PROBLEM STATEMENT. Count every line where "frac" shows up, and give that number only.

Data entries.
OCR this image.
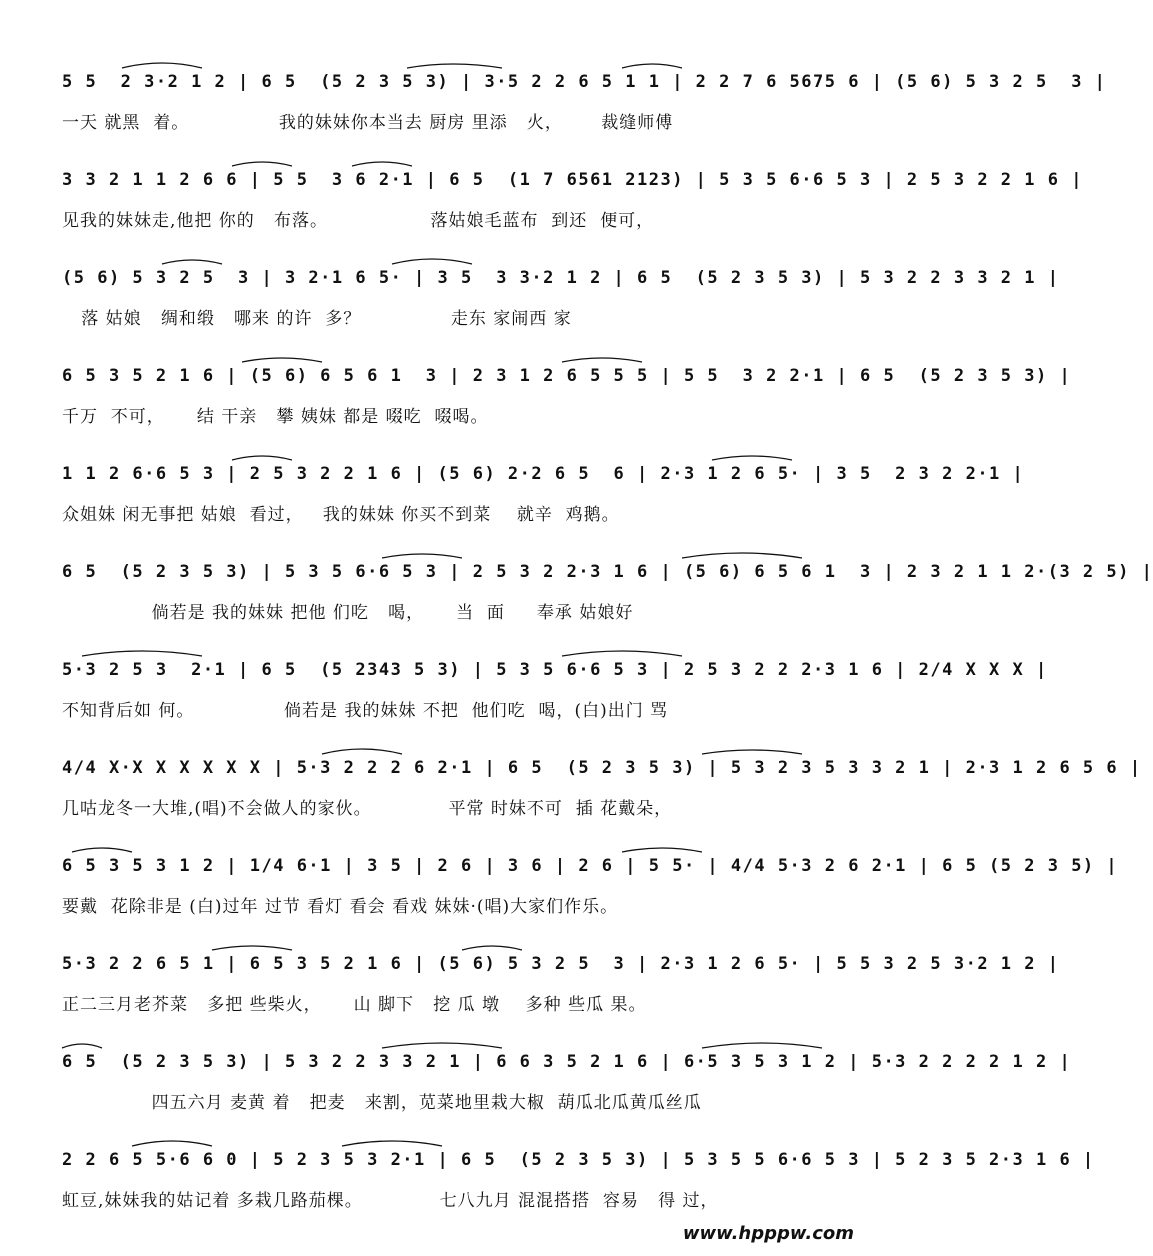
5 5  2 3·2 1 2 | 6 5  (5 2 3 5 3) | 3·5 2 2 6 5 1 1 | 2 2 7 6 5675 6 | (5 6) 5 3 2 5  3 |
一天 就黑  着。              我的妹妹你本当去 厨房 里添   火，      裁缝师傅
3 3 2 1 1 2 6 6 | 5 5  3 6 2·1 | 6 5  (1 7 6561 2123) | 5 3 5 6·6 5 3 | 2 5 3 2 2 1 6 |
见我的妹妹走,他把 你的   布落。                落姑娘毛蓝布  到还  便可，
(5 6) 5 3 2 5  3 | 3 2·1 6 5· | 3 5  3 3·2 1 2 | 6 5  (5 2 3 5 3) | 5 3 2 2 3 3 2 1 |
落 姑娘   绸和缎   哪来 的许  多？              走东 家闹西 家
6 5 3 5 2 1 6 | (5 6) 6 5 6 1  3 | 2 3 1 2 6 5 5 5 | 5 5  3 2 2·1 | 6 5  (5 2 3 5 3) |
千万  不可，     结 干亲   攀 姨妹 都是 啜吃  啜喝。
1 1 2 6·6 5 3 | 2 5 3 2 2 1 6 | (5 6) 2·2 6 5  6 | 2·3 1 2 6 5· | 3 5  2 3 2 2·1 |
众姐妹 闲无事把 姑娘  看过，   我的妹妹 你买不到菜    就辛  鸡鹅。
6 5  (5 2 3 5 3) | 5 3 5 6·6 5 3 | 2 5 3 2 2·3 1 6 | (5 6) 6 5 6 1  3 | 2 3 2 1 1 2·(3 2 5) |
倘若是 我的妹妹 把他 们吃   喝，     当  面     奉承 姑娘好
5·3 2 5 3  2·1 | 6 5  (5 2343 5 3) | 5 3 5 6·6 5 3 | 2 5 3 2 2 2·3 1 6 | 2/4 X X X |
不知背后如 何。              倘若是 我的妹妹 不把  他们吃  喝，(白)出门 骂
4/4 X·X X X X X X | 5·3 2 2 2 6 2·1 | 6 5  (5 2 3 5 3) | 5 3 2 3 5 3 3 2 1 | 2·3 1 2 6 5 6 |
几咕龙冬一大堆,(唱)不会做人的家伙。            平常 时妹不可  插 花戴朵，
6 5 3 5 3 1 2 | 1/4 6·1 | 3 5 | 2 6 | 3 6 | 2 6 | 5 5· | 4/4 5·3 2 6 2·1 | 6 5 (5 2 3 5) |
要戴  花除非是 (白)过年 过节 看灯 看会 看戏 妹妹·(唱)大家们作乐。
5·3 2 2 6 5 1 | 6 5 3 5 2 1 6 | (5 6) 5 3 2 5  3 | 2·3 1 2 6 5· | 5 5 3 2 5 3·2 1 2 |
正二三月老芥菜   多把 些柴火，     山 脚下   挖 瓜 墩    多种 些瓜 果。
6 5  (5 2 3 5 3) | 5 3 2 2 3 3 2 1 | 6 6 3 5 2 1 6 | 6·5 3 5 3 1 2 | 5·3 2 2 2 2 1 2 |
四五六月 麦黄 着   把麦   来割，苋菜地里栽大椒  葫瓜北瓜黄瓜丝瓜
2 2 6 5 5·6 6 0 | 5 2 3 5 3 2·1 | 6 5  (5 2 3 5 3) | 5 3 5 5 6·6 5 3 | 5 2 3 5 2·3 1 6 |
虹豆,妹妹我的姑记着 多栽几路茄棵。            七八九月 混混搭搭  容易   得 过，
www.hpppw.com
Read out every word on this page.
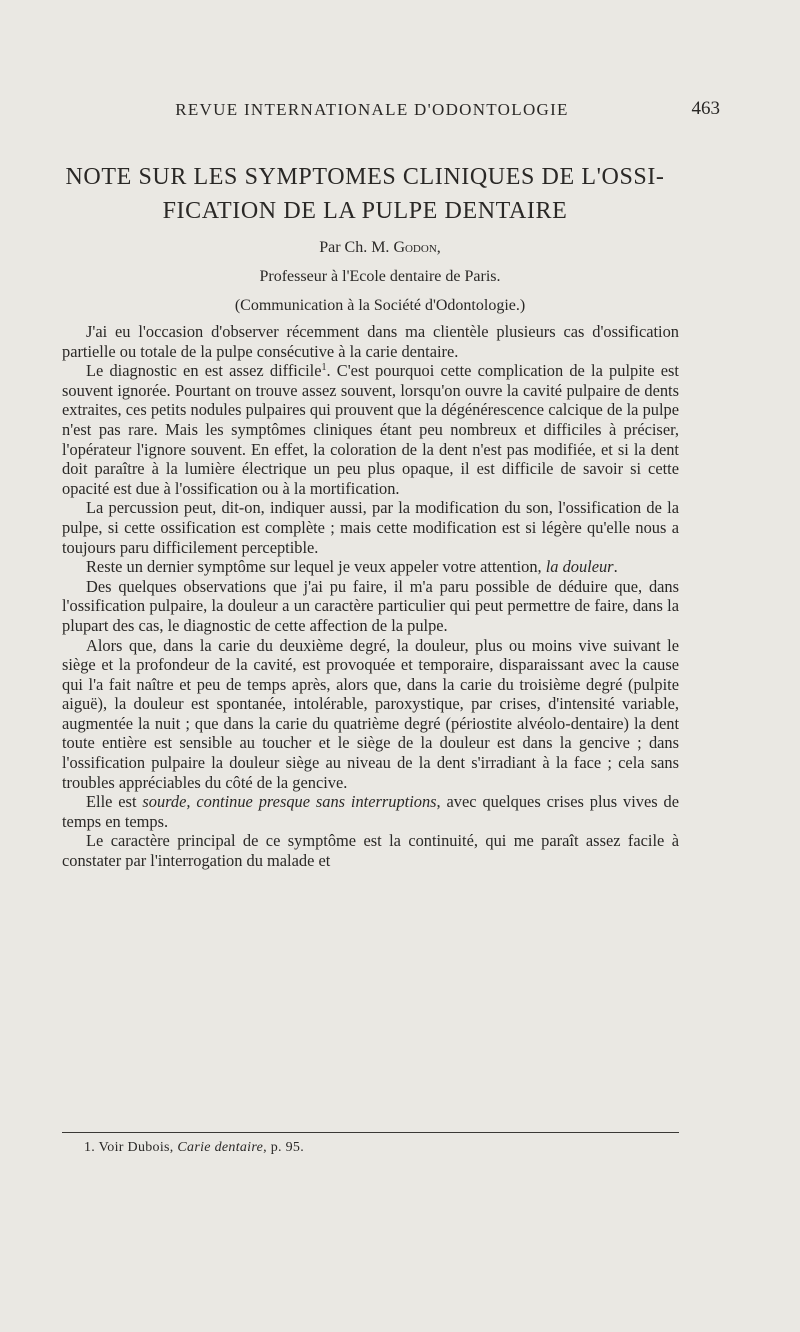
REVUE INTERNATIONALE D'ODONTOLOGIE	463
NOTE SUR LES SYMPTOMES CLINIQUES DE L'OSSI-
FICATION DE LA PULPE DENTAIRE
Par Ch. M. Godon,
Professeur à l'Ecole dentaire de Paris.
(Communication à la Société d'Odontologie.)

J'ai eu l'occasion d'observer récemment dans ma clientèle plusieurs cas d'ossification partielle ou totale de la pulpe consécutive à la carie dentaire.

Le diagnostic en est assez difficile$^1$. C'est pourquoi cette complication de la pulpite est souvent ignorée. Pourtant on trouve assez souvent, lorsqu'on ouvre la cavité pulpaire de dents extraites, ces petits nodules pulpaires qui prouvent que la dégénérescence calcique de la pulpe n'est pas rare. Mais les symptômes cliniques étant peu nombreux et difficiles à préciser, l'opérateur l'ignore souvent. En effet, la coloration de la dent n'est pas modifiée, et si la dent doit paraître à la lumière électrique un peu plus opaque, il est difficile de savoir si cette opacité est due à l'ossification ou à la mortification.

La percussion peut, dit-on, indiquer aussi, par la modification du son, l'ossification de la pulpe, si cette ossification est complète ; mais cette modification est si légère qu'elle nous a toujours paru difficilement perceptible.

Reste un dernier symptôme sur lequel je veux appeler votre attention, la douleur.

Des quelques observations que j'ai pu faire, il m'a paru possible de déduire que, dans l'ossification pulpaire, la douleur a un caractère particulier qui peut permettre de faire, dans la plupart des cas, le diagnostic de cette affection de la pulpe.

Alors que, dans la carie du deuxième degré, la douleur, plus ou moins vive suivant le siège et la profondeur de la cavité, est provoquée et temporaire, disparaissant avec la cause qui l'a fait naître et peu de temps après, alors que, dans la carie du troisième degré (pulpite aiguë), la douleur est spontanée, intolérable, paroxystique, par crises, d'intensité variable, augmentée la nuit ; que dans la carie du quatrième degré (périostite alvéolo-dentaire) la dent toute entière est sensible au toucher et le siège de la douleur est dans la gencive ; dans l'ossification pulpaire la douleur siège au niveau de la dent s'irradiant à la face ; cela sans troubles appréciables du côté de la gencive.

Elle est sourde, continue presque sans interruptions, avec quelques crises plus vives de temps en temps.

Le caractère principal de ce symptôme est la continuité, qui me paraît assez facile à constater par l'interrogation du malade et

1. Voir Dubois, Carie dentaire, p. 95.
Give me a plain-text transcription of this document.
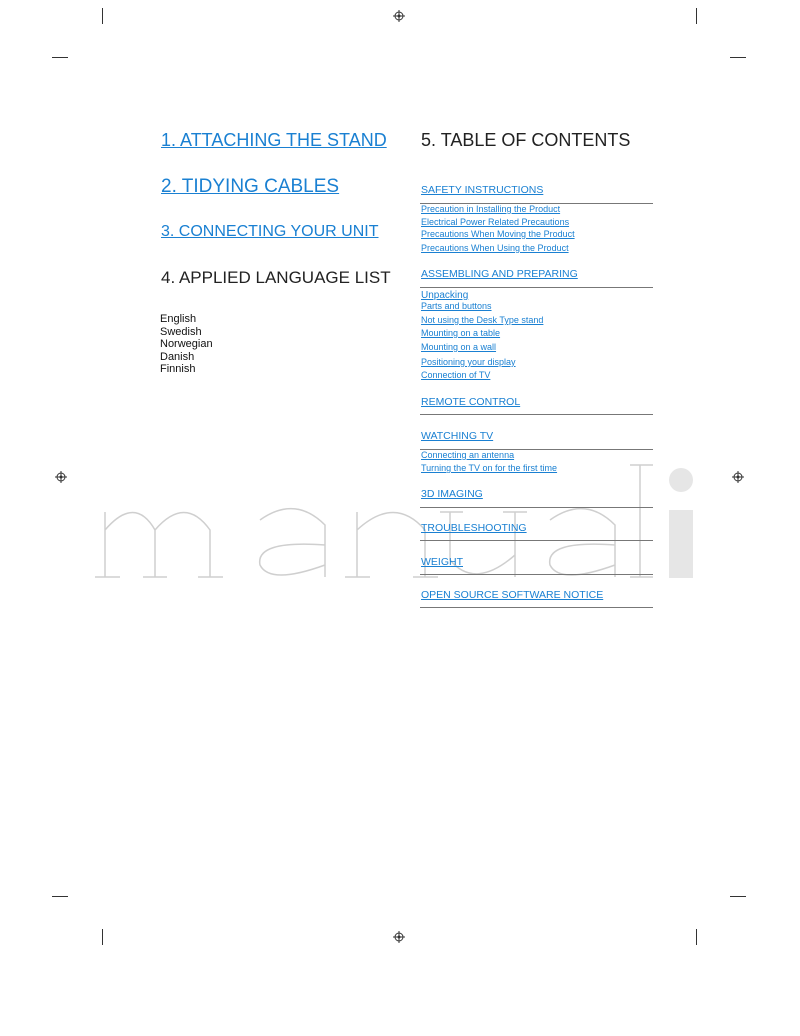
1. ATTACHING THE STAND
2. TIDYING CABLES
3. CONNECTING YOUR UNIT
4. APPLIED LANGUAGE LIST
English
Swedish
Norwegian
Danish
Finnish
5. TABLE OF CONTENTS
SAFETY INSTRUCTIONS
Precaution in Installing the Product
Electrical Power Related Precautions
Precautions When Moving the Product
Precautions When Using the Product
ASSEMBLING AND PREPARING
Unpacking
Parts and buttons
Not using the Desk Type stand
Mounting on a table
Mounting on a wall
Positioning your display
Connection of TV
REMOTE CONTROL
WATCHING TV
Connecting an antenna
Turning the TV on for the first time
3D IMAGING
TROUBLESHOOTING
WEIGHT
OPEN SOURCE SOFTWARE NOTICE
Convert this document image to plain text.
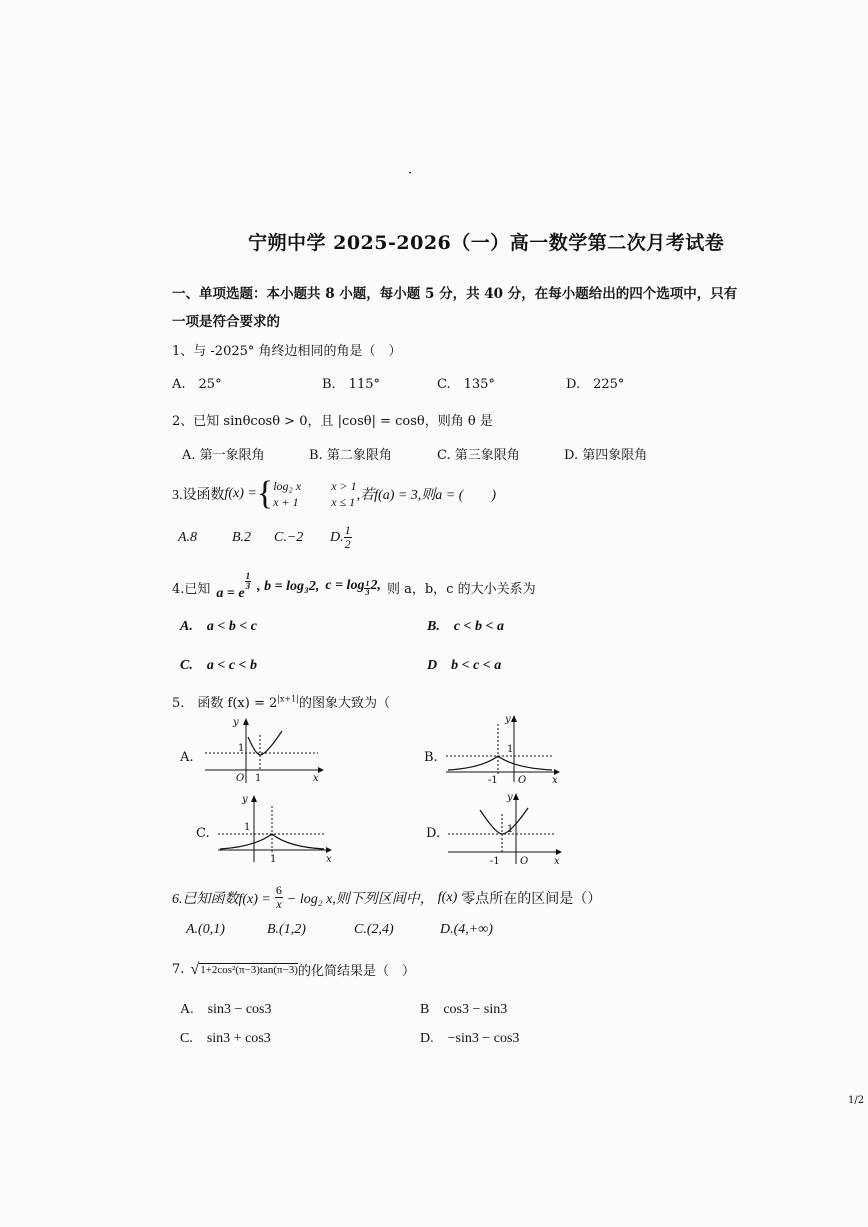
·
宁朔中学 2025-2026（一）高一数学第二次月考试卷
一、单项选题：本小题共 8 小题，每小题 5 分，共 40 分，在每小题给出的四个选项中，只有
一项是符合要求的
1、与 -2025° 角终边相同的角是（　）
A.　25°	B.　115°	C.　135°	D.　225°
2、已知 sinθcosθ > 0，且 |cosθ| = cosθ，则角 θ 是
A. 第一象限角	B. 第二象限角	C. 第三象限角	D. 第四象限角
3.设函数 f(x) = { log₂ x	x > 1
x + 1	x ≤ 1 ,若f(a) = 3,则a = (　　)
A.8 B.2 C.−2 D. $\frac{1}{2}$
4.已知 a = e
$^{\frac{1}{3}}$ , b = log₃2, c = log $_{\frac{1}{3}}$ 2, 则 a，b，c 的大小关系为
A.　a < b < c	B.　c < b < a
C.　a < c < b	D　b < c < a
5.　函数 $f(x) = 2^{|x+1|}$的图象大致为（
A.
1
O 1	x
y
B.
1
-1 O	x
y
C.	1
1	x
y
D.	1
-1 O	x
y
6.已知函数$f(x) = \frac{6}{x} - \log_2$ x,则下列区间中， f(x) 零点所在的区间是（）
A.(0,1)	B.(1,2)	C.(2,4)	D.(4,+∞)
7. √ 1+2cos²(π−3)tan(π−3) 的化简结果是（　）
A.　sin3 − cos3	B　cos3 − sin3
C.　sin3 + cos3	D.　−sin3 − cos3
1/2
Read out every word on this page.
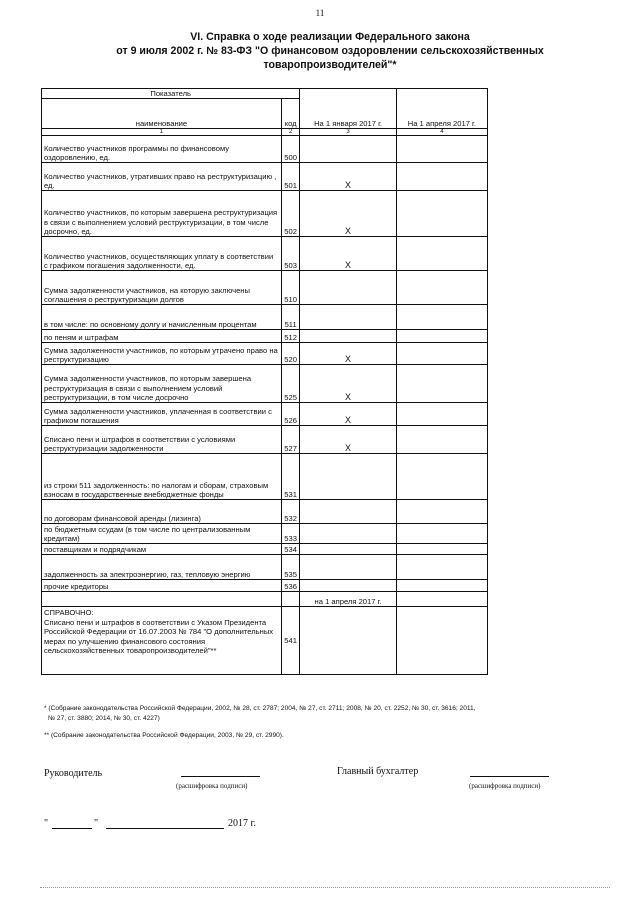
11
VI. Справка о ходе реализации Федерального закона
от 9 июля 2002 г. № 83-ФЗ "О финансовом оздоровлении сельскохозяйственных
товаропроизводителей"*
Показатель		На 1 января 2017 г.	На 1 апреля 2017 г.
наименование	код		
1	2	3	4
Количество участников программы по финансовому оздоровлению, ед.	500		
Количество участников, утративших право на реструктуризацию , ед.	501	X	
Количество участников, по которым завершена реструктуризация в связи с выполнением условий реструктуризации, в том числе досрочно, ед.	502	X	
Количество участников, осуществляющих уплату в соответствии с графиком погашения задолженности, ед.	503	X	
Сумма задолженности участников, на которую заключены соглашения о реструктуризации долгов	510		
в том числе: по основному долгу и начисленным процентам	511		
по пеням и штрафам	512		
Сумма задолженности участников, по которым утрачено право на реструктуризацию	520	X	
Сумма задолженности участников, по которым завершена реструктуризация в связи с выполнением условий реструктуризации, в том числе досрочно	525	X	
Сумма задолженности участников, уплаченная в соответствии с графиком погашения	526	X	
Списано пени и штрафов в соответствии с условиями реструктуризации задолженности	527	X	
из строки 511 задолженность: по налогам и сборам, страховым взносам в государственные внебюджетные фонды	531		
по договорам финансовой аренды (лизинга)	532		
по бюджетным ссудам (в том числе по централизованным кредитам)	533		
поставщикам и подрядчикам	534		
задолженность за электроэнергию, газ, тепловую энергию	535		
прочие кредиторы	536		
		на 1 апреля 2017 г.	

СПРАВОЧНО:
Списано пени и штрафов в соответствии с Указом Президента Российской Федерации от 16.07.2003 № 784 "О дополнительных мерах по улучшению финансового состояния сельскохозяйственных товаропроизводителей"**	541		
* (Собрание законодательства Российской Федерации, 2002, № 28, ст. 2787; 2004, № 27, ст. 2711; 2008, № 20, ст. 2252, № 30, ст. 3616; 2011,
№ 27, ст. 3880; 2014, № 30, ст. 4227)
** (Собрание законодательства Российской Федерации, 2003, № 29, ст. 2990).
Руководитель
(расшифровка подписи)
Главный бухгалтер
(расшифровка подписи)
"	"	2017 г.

ANSWER IN FULL. 3